- _Aim_: Exclude all pictures, then copy each of the records exactly as written.

Records
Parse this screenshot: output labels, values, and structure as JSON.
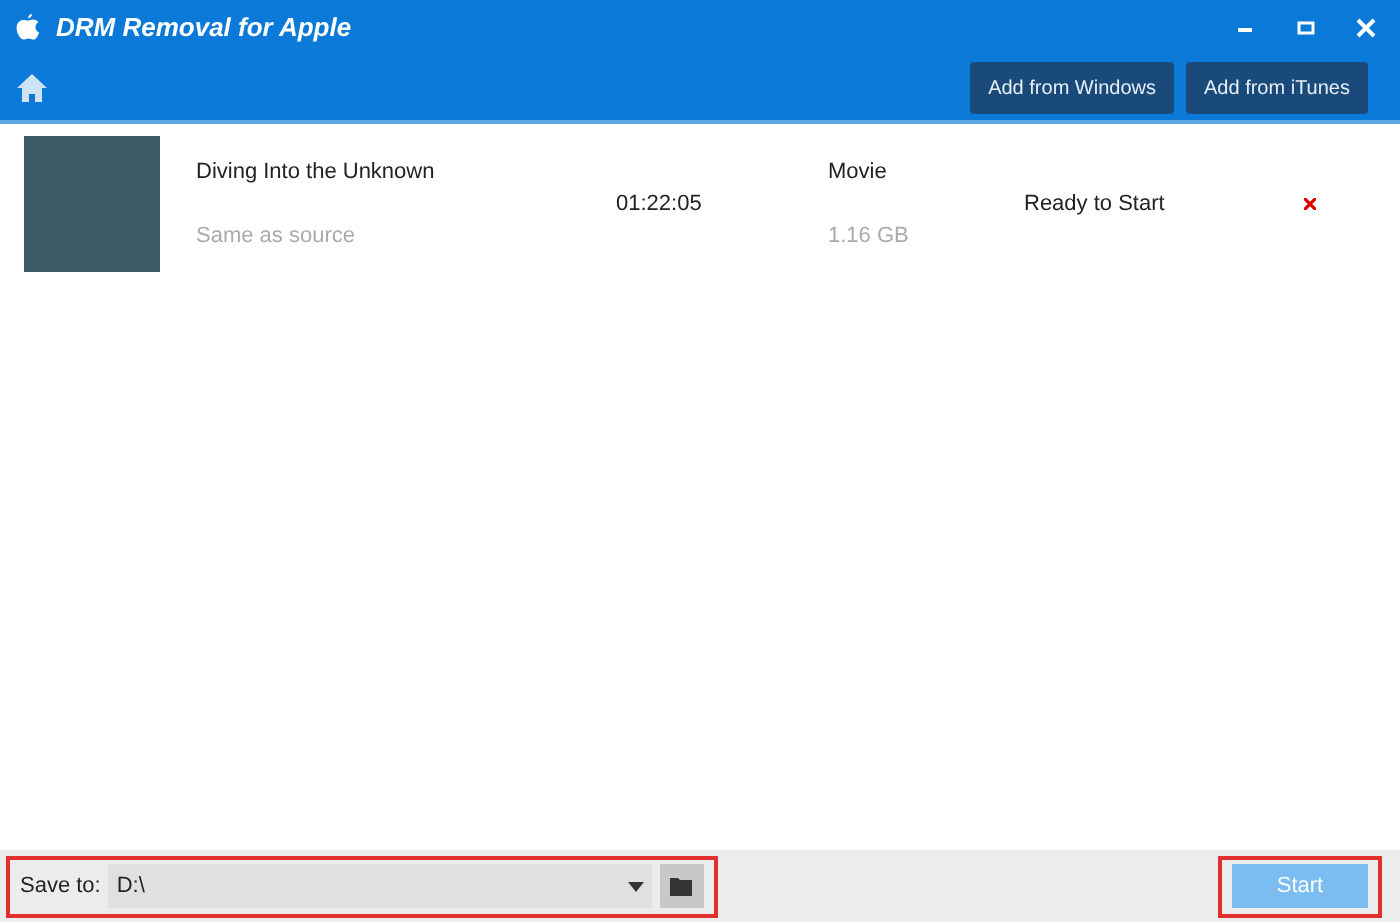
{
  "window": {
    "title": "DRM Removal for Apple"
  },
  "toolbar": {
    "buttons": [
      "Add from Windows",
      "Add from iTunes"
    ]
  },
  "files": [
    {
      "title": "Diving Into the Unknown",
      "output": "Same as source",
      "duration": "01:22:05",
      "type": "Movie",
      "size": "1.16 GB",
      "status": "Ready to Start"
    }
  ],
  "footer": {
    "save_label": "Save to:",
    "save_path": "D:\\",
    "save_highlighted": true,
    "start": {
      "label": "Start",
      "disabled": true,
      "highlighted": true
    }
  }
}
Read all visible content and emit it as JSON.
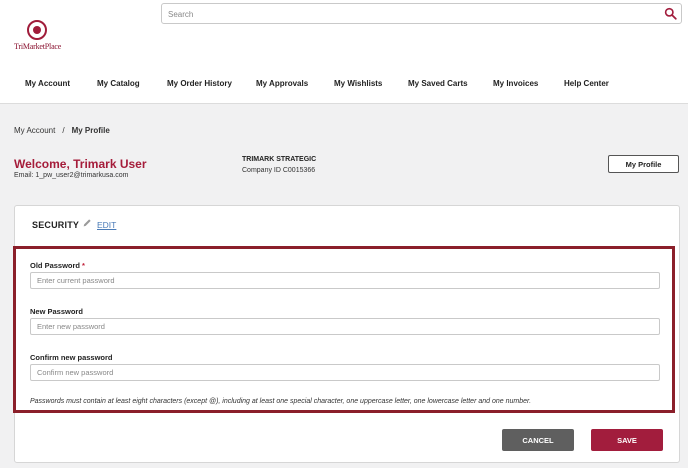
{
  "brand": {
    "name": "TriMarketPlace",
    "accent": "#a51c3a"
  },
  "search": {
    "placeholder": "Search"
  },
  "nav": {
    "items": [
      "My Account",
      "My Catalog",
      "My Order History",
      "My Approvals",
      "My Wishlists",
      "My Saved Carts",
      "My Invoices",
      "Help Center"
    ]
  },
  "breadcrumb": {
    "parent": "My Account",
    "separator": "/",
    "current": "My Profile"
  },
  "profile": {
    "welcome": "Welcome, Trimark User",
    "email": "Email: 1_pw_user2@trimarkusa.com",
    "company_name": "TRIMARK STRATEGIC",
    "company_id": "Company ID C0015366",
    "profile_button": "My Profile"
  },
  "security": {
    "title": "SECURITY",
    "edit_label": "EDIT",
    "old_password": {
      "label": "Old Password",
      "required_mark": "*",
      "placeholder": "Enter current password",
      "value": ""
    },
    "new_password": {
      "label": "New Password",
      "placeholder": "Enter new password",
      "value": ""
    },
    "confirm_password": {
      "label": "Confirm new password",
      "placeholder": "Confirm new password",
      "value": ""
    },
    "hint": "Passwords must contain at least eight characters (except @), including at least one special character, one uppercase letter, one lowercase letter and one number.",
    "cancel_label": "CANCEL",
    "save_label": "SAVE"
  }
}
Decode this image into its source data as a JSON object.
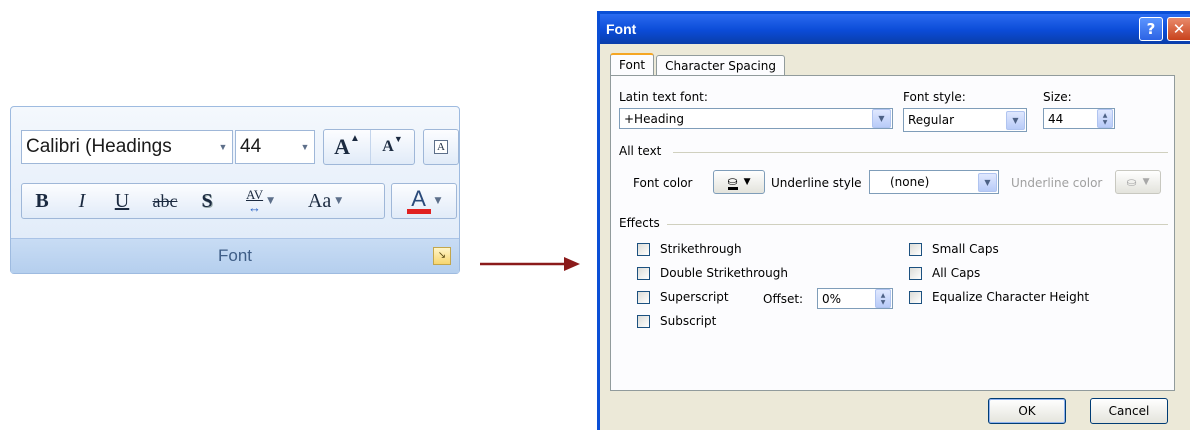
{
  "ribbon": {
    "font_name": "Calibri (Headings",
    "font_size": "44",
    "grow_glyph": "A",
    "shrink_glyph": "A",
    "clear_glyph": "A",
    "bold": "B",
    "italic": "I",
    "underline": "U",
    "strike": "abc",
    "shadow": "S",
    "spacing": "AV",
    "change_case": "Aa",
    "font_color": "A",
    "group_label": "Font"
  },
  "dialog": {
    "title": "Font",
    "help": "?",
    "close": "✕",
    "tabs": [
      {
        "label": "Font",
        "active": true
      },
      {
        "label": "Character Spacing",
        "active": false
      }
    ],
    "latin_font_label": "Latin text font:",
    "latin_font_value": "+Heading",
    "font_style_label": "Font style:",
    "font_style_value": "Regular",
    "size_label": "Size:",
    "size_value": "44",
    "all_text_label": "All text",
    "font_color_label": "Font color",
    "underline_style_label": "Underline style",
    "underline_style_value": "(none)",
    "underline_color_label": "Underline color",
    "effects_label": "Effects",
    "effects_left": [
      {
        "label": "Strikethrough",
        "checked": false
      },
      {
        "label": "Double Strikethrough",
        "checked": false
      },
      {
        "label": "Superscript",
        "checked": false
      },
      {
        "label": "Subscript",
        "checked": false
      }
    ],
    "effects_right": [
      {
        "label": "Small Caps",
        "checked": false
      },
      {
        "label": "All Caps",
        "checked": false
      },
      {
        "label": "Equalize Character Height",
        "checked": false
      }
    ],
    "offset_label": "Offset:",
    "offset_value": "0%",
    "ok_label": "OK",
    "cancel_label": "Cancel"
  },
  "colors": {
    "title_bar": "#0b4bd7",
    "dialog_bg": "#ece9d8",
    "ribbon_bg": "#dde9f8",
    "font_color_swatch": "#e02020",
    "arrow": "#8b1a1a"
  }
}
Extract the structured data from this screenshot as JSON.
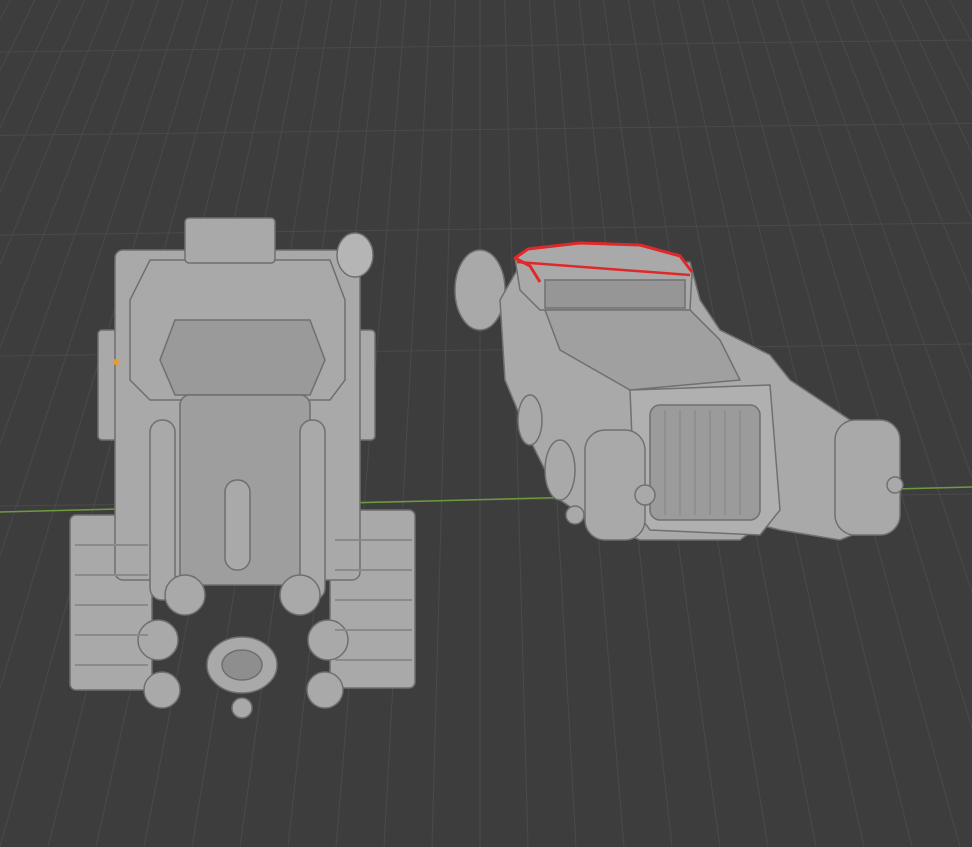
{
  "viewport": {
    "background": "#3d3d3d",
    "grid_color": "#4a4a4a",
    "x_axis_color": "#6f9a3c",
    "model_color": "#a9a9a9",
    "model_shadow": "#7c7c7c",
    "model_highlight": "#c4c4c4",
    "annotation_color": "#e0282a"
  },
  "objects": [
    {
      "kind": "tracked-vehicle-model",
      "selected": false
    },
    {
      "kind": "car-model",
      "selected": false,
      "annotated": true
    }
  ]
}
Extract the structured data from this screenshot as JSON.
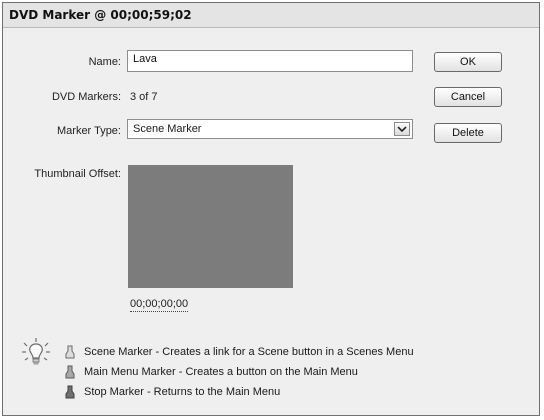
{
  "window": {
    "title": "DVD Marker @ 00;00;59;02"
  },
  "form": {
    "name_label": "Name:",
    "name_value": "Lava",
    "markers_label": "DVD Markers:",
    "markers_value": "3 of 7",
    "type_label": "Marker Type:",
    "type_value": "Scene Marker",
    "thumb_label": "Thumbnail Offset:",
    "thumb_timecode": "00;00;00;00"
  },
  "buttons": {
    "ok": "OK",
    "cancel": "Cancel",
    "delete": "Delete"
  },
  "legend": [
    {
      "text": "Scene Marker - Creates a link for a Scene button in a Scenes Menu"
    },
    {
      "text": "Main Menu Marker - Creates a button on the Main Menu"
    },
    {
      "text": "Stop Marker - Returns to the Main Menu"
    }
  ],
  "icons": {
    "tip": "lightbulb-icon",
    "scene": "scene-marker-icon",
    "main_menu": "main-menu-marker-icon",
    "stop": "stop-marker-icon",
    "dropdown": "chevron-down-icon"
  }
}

- _In response_:
Parse this screenshot: output labels, values, and structure as JSON.
{
  "window": {
    "title": "DRM Removal for Apple"
  },
  "toolbar": {
    "buttons": [
      "Add from Windows",
      "Add from iTunes"
    ]
  },
  "files": [
    {
      "title": "Diving Into the Unknown",
      "output": "Same as source",
      "duration": "01:22:05",
      "type": "Movie",
      "size": "1.16 GB",
      "status": "Ready to Start"
    }
  ],
  "footer": {
    "save_label": "Save to:",
    "save_path": "D:\\",
    "save_highlighted": true,
    "start": {
      "label": "Start",
      "disabled": true,
      "highlighted": true
    }
  }
}
Read all visible content and emit it as JSON.
{
  "brand": {
    "name": "TriMarketPlace",
    "accent": "#a51c3a"
  },
  "search": {
    "placeholder": "Search"
  },
  "nav": {
    "items": [
      "My Account",
      "My Catalog",
      "My Order History",
      "My Approvals",
      "My Wishlists",
      "My Saved Carts",
      "My Invoices",
      "Help Center"
    ]
  },
  "breadcrumb": {
    "parent": "My Account",
    "separator": "/",
    "current": "My Profile"
  },
  "profile": {
    "welcome": "Welcome, Trimark User",
    "email": "Email: 1_pw_user2@trimarkusa.com",
    "company_name": "TRIMARK STRATEGIC",
    "company_id": "Company ID C0015366",
    "profile_button": "My Profile"
  },
  "security": {
    "title": "SECURITY",
    "edit_label": "EDIT",
    "old_password": {
      "label": "Old Password",
      "required_mark": "*",
      "placeholder": "Enter current password",
      "value": ""
    },
    "new_password": {
      "label": "New Password",
      "placeholder": "Enter new password",
      "value": ""
    },
    "confirm_password": {
      "label": "Confirm new password",
      "placeholder": "Confirm new password",
      "value": ""
    },
    "hint": "Passwords must contain at least eight characters (except @), including at least one special character, one uppercase letter, one lowercase letter and one number.",
    "cancel_label": "CANCEL",
    "save_label": "SAVE"
  }
}
Decode this image into its source data as a JSON object.
{
  "ribbon": {
    "font_name": "Calibri (Headings",
    "font_size": "44",
    "grow_glyph": "A",
    "shrink_glyph": "A",
    "clear_glyph": "A",
    "bold": "B",
    "italic": "I",
    "underline": "U",
    "strike": "abc",
    "shadow": "S",
    "spacing": "AV",
    "change_case": "Aa",
    "font_color": "A",
    "group_label": "Font"
  },
  "dialog": {
    "title": "Font",
    "help": "?",
    "close": "✕",
    "tabs": [
      {
        "label": "Font",
        "active": true
      },
      {
        "label": "Character Spacing",
        "active": false
      }
    ],
    "latin_font_label": "Latin text font:",
    "latin_font_value": "+Heading",
    "font_style_label": "Font style:",
    "font_style_value": "Regular",
    "size_label": "Size:",
    "size_value": "44",
    "all_text_label": "All text",
    "font_color_label": "Font color",
    "underline_style_label": "Underline style",
    "underline_style_value": "(none)",
    "underline_color_label": "Underline color",
    "effects_label": "Effects",
    "effects_left": [
      {
        "label": "Strikethrough",
        "checked": false
      },
      {
        "label": "Double Strikethrough",
        "checked": false
      },
      {
        "label": "Superscript",
        "checked": false
      },
      {
        "label": "Subscript",
        "checked": false
      }
    ],
    "effects_right": [
      {
        "label": "Small Caps",
        "checked": false
      },
      {
        "label": "All Caps",
        "checked": false
      },
      {
        "label": "Equalize Character Height",
        "checked": false
      }
    ],
    "offset_label": "Offset:",
    "offset_value": "0%",
    "ok_label": "OK",
    "cancel_label": "Cancel"
  },
  "colors": {
    "title_bar": "#0b4bd7",
    "dialog_bg": "#ece9d8",
    "ribbon_bg": "#dde9f8",
    "font_color_swatch": "#e02020",
    "arrow": "#8b1a1a"
  }
}
Extract the structured data from this screenshot as JSON.
{
  "viewport": {
    "background": "#3d3d3d",
    "grid_color": "#4a4a4a",
    "x_axis_color": "#6f9a3c",
    "model_color": "#a9a9a9",
    "model_shadow": "#7c7c7c",
    "model_highlight": "#c4c4c4",
    "annotation_color": "#e0282a"
  },
  "objects": [
    {
      "kind": "tracked-vehicle-model",
      "selected": false
    },
    {
      "kind": "car-model",
      "selected": false,
      "annotated": true
    }
  ]
}
Extract the structured data from this screenshot as JSON.
{
  "window": {
    "title": "DVD Marker @ 00;00;59;02"
  },
  "form": {
    "name_label": "Name:",
    "name_value": "Lava",
    "markers_label": "DVD Markers:",
    "markers_value": "3 of 7",
    "type_label": "Marker Type:",
    "type_value": "Scene Marker",
    "thumb_label": "Thumbnail Offset:",
    "thumb_timecode": "00;00;00;00"
  },
  "buttons": {
    "ok": "OK",
    "cancel": "Cancel",
    "delete": "Delete"
  },
  "legend": [
    {
      "text": "Scene Marker - Creates a link for a Scene button in a Scenes Menu"
    },
    {
      "text": "Main Menu Marker - Creates a button on the Main Menu"
    },
    {
      "text": "Stop Marker - Returns to the Main Menu"
    }
  ],
  "icons": {
    "tip": "lightbulb-icon",
    "scene": "scene-marker-icon",
    "main_menu": "main-menu-marker-icon",
    "stop": "stop-marker-icon",
    "dropdown": "chevron-down-icon"
  }
}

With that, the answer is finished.